*Data for this task:*
----------------

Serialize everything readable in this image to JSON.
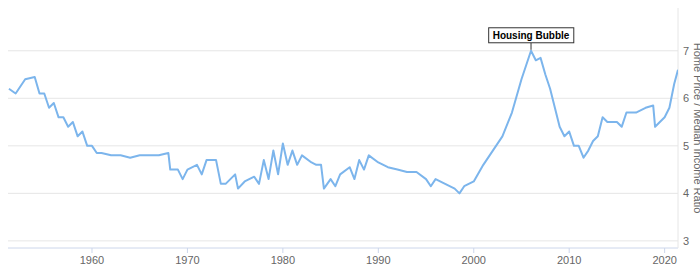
{
  "chart_data": {
    "type": "line",
    "y_label": "Home Price / Median Income Ratio",
    "color": "#7cb5ec",
    "grid": true,
    "xlim": [
      1951.2,
      2021.4
    ],
    "xticks": [
      1960,
      1970,
      1980,
      1990,
      2000,
      2010,
      2020
    ],
    "ylim": [
      2.85,
      7.9
    ],
    "yticks": [
      3,
      4,
      5,
      6,
      7
    ],
    "x": [
      1951.3,
      1952,
      1953,
      1954,
      1954.5,
      1955,
      1955.5,
      1956,
      1956.5,
      1957,
      1957.5,
      1958,
      1958.5,
      1959,
      1959.5,
      1960,
      1960.5,
      1961,
      1962,
      1963,
      1964,
      1965,
      1966,
      1967,
      1968,
      1968.2,
      1969,
      1969.5,
      1970,
      1971,
      1971.5,
      1972,
      1973,
      1973.5,
      1974,
      1975,
      1975.3,
      1976,
      1977,
      1977.5,
      1978,
      1978.5,
      1979,
      1979.5,
      1980,
      1980.5,
      1981,
      1981.5,
      1982,
      1983,
      1983.5,
      1984,
      1984.3,
      1985,
      1985.5,
      1986,
      1987,
      1987.5,
      1988,
      1988.5,
      1989,
      1990,
      1991,
      1992,
      1993,
      1994,
      1995,
      1995.5,
      1996,
      1997,
      1998,
      1998.5,
      1999,
      2000,
      2001,
      2002,
      2003,
      2004,
      2005,
      2005.5,
      2006,
      2006.5,
      2007,
      2007.5,
      2008,
      2008.5,
      2009,
      2009.5,
      2010,
      2010.5,
      2011,
      2011.5,
      2012,
      2012.5,
      2013,
      2013.5,
      2014,
      2015,
      2015.5,
      2016,
      2017,
      2018,
      2018.8,
      2019,
      2020,
      2020.5,
      2021,
      2021.4
    ],
    "values": [
      6.2,
      6.1,
      6.4,
      6.45,
      6.1,
      6.1,
      5.8,
      5.9,
      5.6,
      5.6,
      5.4,
      5.5,
      5.2,
      5.3,
      5.0,
      5.0,
      4.85,
      4.85,
      4.8,
      4.8,
      4.75,
      4.8,
      4.8,
      4.8,
      4.85,
      4.5,
      4.5,
      4.3,
      4.5,
      4.6,
      4.4,
      4.7,
      4.7,
      4.2,
      4.2,
      4.4,
      4.1,
      4.25,
      4.35,
      4.2,
      4.7,
      4.3,
      4.9,
      4.4,
      5.05,
      4.6,
      4.9,
      4.6,
      4.8,
      4.65,
      4.6,
      4.6,
      4.1,
      4.3,
      4.15,
      4.4,
      4.55,
      4.3,
      4.7,
      4.5,
      4.8,
      4.65,
      4.55,
      4.5,
      4.45,
      4.45,
      4.3,
      4.15,
      4.3,
      4.2,
      4.1,
      4.0,
      4.15,
      4.25,
      4.6,
      4.9,
      5.2,
      5.7,
      6.4,
      6.7,
      7.0,
      6.8,
      6.85,
      6.5,
      6.2,
      5.8,
      5.4,
      5.2,
      5.3,
      5.0,
      5.0,
      4.75,
      4.9,
      5.1,
      5.2,
      5.6,
      5.5,
      5.5,
      5.4,
      5.7,
      5.7,
      5.8,
      5.85,
      5.4,
      5.6,
      5.8,
      6.3,
      6.6
    ],
    "annotations": [
      {
        "text": "Housing Bubble",
        "x": 2006,
        "y": 7.0
      }
    ]
  }
}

----------------

*Task prompt:* Extract the full listing above verbatim; pictures are to be left out of the copy.

*Written reply:*
Serialize everything readable in this image to JSON.
{
  "chart_data": {
    "type": "line",
    "y_label": "Home Price / Median Income Ratio",
    "color": "#7cb5ec",
    "grid": true,
    "xlim": [
      1951.2,
      2021.4
    ],
    "xticks": [
      1960,
      1970,
      1980,
      1990,
      2000,
      2010,
      2020
    ],
    "ylim": [
      2.85,
      7.9
    ],
    "yticks": [
      3,
      4,
      5,
      6,
      7
    ],
    "x": [
      1951.3,
      1952,
      1953,
      1954,
      1954.5,
      1955,
      1955.5,
      1956,
      1956.5,
      1957,
      1957.5,
      1958,
      1958.5,
      1959,
      1959.5,
      1960,
      1960.5,
      1961,
      1962,
      1963,
      1964,
      1965,
      1966,
      1967,
      1968,
      1968.2,
      1969,
      1969.5,
      1970,
      1971,
      1971.5,
      1972,
      1973,
      1973.5,
      1974,
      1975,
      1975.3,
      1976,
      1977,
      1977.5,
      1978,
      1978.5,
      1979,
      1979.5,
      1980,
      1980.5,
      1981,
      1981.5,
      1982,
      1983,
      1983.5,
      1984,
      1984.3,
      1985,
      1985.5,
      1986,
      1987,
      1987.5,
      1988,
      1988.5,
      1989,
      1990,
      1991,
      1992,
      1993,
      1994,
      1995,
      1995.5,
      1996,
      1997,
      1998,
      1998.5,
      1999,
      2000,
      2001,
      2002,
      2003,
      2004,
      2005,
      2005.5,
      2006,
      2006.5,
      2007,
      2007.5,
      2008,
      2008.5,
      2009,
      2009.5,
      2010,
      2010.5,
      2011,
      2011.5,
      2012,
      2012.5,
      2013,
      2013.5,
      2014,
      2015,
      2015.5,
      2016,
      2017,
      2018,
      2018.8,
      2019,
      2020,
      2020.5,
      2021,
      2021.4
    ],
    "values": [
      6.2,
      6.1,
      6.4,
      6.45,
      6.1,
      6.1,
      5.8,
      5.9,
      5.6,
      5.6,
      5.4,
      5.5,
      5.2,
      5.3,
      5.0,
      5.0,
      4.85,
      4.85,
      4.8,
      4.8,
      4.75,
      4.8,
      4.8,
      4.8,
      4.85,
      4.5,
      4.5,
      4.3,
      4.5,
      4.6,
      4.4,
      4.7,
      4.7,
      4.2,
      4.2,
      4.4,
      4.1,
      4.25,
      4.35,
      4.2,
      4.7,
      4.3,
      4.9,
      4.4,
      5.05,
      4.6,
      4.9,
      4.6,
      4.8,
      4.65,
      4.6,
      4.6,
      4.1,
      4.3,
      4.15,
      4.4,
      4.55,
      4.3,
      4.7,
      4.5,
      4.8,
      4.65,
      4.55,
      4.5,
      4.45,
      4.45,
      4.3,
      4.15,
      4.3,
      4.2,
      4.1,
      4.0,
      4.15,
      4.25,
      4.6,
      4.9,
      5.2,
      5.7,
      6.4,
      6.7,
      7.0,
      6.8,
      6.85,
      6.5,
      6.2,
      5.8,
      5.4,
      5.2,
      5.3,
      5.0,
      5.0,
      4.75,
      4.9,
      5.1,
      5.2,
      5.6,
      5.5,
      5.5,
      5.4,
      5.7,
      5.7,
      5.8,
      5.85,
      5.4,
      5.6,
      5.8,
      6.3,
      6.6
    ],
    "annotations": [
      {
        "text": "Housing Bubble",
        "x": 2006,
        "y": 7.0
      }
    ]
  }
}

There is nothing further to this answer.